> [What you should do] Output every entry exactly as written, but omit the pictures.

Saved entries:
_____

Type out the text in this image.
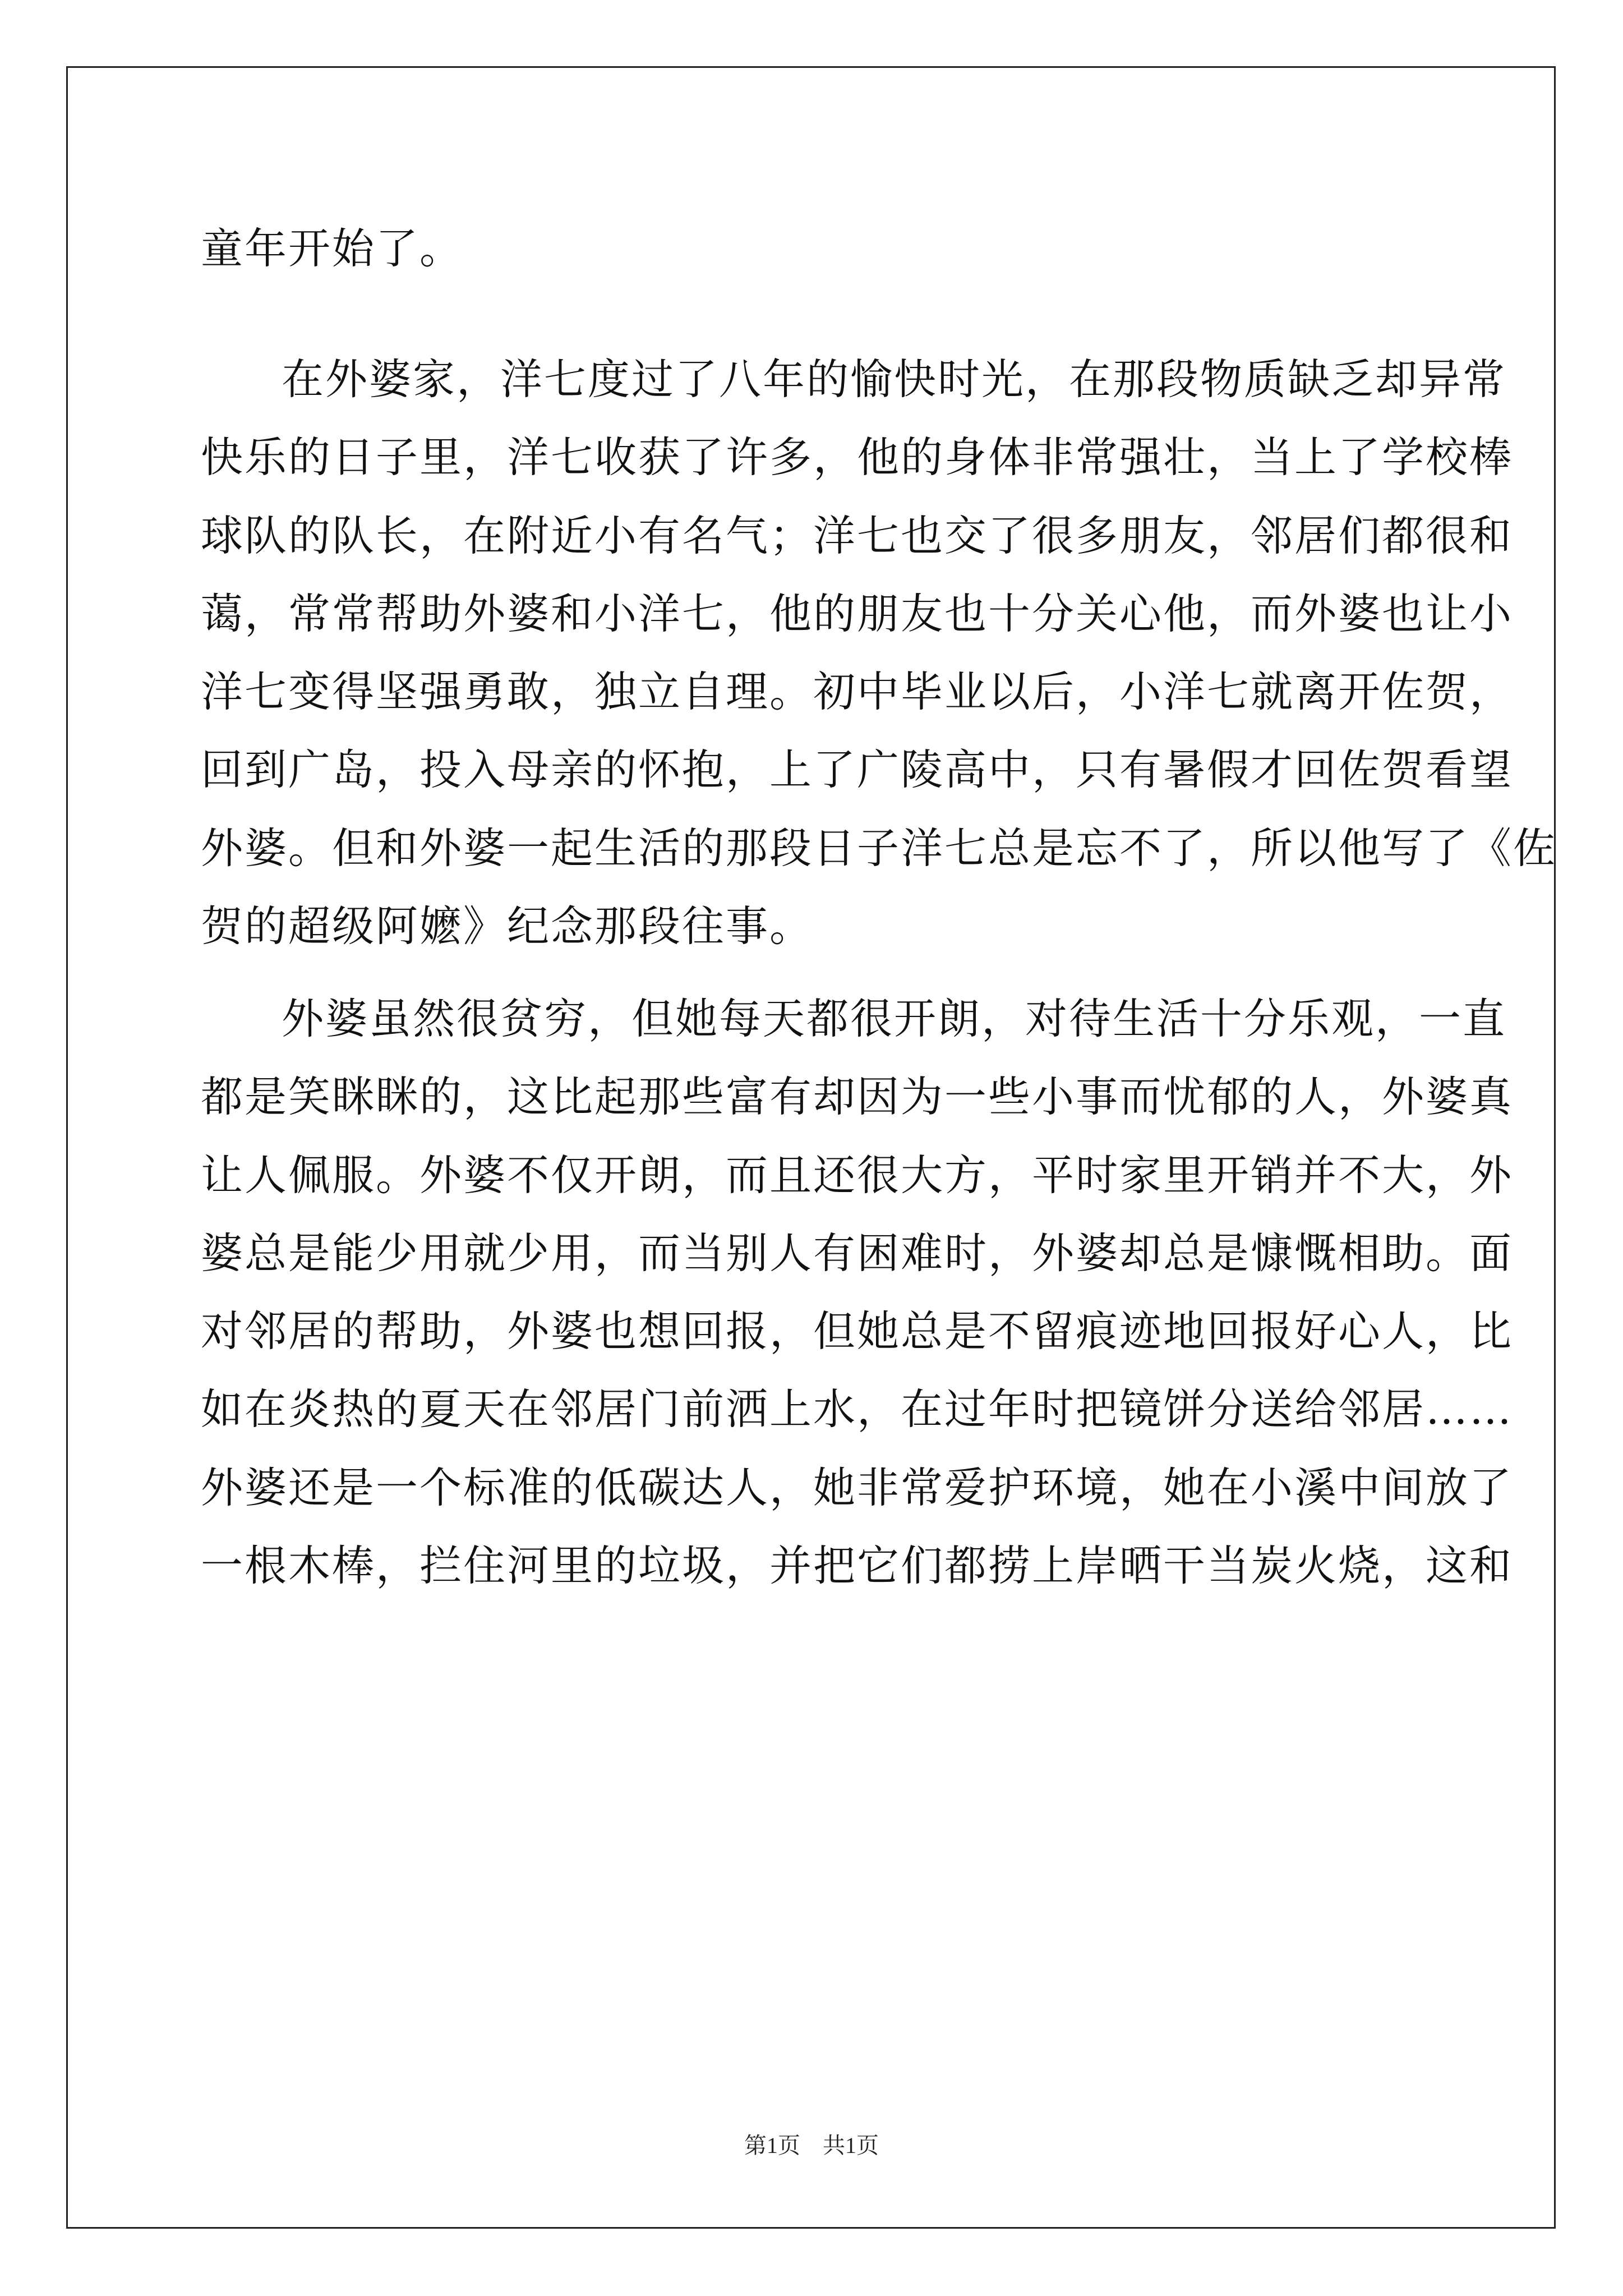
童年开始了。
在外婆家，洋七度过了八年的愉快时光，在那段物质缺乏却异常
快乐的日子里，洋七收获了许多，他的身体非常强壮，当上了学校棒
球队的队长，在附近小有名气；洋七也交了很多朋友，邻居们都很和
蔼，常常帮助外婆和小洋七，他的朋友也十分关心他，而外婆也让小
洋七变得坚强勇敢，独立自理。初中毕业以后，小洋七就离开佐贺，
回到广岛，投入母亲的怀抱，上了广陵高中，只有暑假才回佐贺看望
外婆。但和外婆一起生活的那段日子洋七总是忘不了，所以他写了《佐
贺的超级阿嬷》纪念那段往事。
外婆虽然很贫穷，但她每天都很开朗，对待生活十分乐观，一直
都是笑眯眯的，这比起那些富有却因为一些小事而忧郁的人，外婆真
让人佩服。外婆不仅开朗，而且还很大方，平时家里开销并不大，外
婆总是能少用就少用，而当别人有困难时，外婆却总是慷慨相助。面
对邻居的帮助，外婆也想回报，但她总是不留痕迹地回报好心人，比
如在炎热的夏天在邻居门前洒上水，在过年时把镜饼分送给邻居……
外婆还是一个标准的低碳达人，她非常爱护环境，她在小溪中间放了
一根木棒，拦住河里的垃圾，并把它们都捞上岸晒干当炭火烧，这和
第1页 共1页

_____

> [Response]
Type out the text in this image.
童年开始了。
在外婆家，洋七度过了八年的愉快时光，在那段物质缺乏却异常
快乐的日子里，洋七收获了许多，他的身体非常强壮，当上了学校棒
球队的队长，在附近小有名气；洋七也交了很多朋友，邻居们都很和
蔼，常常帮助外婆和小洋七，他的朋友也十分关心他，而外婆也让小
洋七变得坚强勇敢，独立自理。初中毕业以后，小洋七就离开佐贺，
回到广岛，投入母亲的怀抱，上了广陵高中，只有暑假才回佐贺看望
外婆。但和外婆一起生活的那段日子洋七总是忘不了，所以他写了《佐
贺的超级阿嬷》纪念那段往事。
外婆虽然很贫穷，但她每天都很开朗，对待生活十分乐观，一直
都是笑眯眯的，这比起那些富有却因为一些小事而忧郁的人，外婆真
让人佩服。外婆不仅开朗，而且还很大方，平时家里开销并不大，外
婆总是能少用就少用，而当别人有困难时，外婆却总是慷慨相助。面
对邻居的帮助，外婆也想回报，但她总是不留痕迹地回报好心人，比
如在炎热的夏天在邻居门前洒上水，在过年时把镜饼分送给邻居……
外婆还是一个标准的低碳达人，她非常爱护环境，她在小溪中间放了
一根木棒，拦住河里的垃圾，并把它们都捞上岸晒干当炭火烧，这和
第1页 共1页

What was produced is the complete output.